> **MATERIAL SUPPLIED**:

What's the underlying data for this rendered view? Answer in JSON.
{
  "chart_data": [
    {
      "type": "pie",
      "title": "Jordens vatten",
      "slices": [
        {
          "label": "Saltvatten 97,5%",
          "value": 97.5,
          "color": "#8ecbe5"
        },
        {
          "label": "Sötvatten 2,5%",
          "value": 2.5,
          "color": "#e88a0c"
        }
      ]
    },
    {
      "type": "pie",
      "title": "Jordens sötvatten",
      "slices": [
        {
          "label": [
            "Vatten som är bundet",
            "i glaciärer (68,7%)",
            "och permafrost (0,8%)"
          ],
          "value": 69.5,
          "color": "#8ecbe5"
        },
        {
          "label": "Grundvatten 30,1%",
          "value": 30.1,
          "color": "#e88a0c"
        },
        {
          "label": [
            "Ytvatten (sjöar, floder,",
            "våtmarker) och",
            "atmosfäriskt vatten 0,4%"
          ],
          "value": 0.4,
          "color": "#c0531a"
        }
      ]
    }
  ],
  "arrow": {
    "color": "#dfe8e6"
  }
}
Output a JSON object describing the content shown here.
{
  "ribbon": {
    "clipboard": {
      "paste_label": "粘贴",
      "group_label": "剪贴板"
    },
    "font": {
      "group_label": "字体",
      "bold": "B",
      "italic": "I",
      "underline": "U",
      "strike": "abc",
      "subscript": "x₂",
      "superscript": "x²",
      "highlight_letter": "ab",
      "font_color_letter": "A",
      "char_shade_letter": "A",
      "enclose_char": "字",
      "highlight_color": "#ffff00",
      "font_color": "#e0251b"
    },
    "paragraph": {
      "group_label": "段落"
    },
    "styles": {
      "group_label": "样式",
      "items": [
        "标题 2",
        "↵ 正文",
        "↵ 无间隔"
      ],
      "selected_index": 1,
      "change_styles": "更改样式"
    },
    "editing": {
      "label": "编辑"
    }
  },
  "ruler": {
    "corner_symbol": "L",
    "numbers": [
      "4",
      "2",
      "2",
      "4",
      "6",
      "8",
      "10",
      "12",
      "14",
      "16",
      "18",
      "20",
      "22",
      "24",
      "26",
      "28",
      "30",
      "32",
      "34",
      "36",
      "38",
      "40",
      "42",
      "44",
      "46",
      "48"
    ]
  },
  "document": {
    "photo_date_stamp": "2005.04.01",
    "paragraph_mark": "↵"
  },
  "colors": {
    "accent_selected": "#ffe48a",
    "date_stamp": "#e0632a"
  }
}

> **TASK**:
Repeat all the entries exactly as given.

> **SOLUTION TO THIS EXERCISE**:
What's the underlying data for this rendered view? Answer in JSON.
{
  "chart_data": [
    {
      "type": "pie",
      "title": "Jordens vatten",
      "slices": [
        {
          "label": "Saltvatten 97,5%",
          "value": 97.5,
          "color": "#8ecbe5"
        },
        {
          "label": "Sötvatten 2,5%",
          "value": 2.5,
          "color": "#e88a0c"
        }
      ]
    },
    {
      "type": "pie",
      "title": "Jordens sötvatten",
      "slices": [
        {
          "label": [
            "Vatten som är bundet",
            "i glaciärer (68,7%)",
            "och permafrost (0,8%)"
          ],
          "value": 69.5,
          "color": "#8ecbe5"
        },
        {
          "label": "Grundvatten 30,1%",
          "value": 30.1,
          "color": "#e88a0c"
        },
        {
          "label": [
            "Ytvatten (sjöar, floder,",
            "våtmarker) och",
            "atmosfäriskt vatten 0,4%"
          ],
          "value": 0.4,
          "color": "#c0531a"
        }
      ]
    }
  ],
  "arrow": {
    "color": "#dfe8e6"
  }
}
Output a JSON object describing the content shown here.
{
  "ribbon": {
    "clipboard": {
      "paste_label": "粘贴",
      "group_label": "剪贴板"
    },
    "font": {
      "group_label": "字体",
      "bold": "B",
      "italic": "I",
      "underline": "U",
      "strike": "abc",
      "subscript": "x₂",
      "superscript": "x²",
      "highlight_letter": "ab",
      "font_color_letter": "A",
      "char_shade_letter": "A",
      "enclose_char": "字",
      "highlight_color": "#ffff00",
      "font_color": "#e0251b"
    },
    "paragraph": {
      "group_label": "段落"
    },
    "styles": {
      "group_label": "样式",
      "items": [
        "标题 2",
        "↵ 正文",
        "↵ 无间隔"
      ],
      "selected_index": 1,
      "change_styles": "更改样式"
    },
    "editing": {
      "label": "编辑"
    }
  },
  "ruler": {
    "corner_symbol": "L",
    "numbers": [
      "4",
      "2",
      "2",
      "4",
      "6",
      "8",
      "10",
      "12",
      "14",
      "16",
      "18",
      "20",
      "22",
      "24",
      "26",
      "28",
      "30",
      "32",
      "34",
      "36",
      "38",
      "40",
      "42",
      "44",
      "46",
      "48"
    ]
  },
  "document": {
    "photo_date_stamp": "2005.04.01",
    "paragraph_mark": "↵"
  },
  "colors": {
    "accent_selected": "#ffe48a",
    "date_stamp": "#e0632a"
  }
}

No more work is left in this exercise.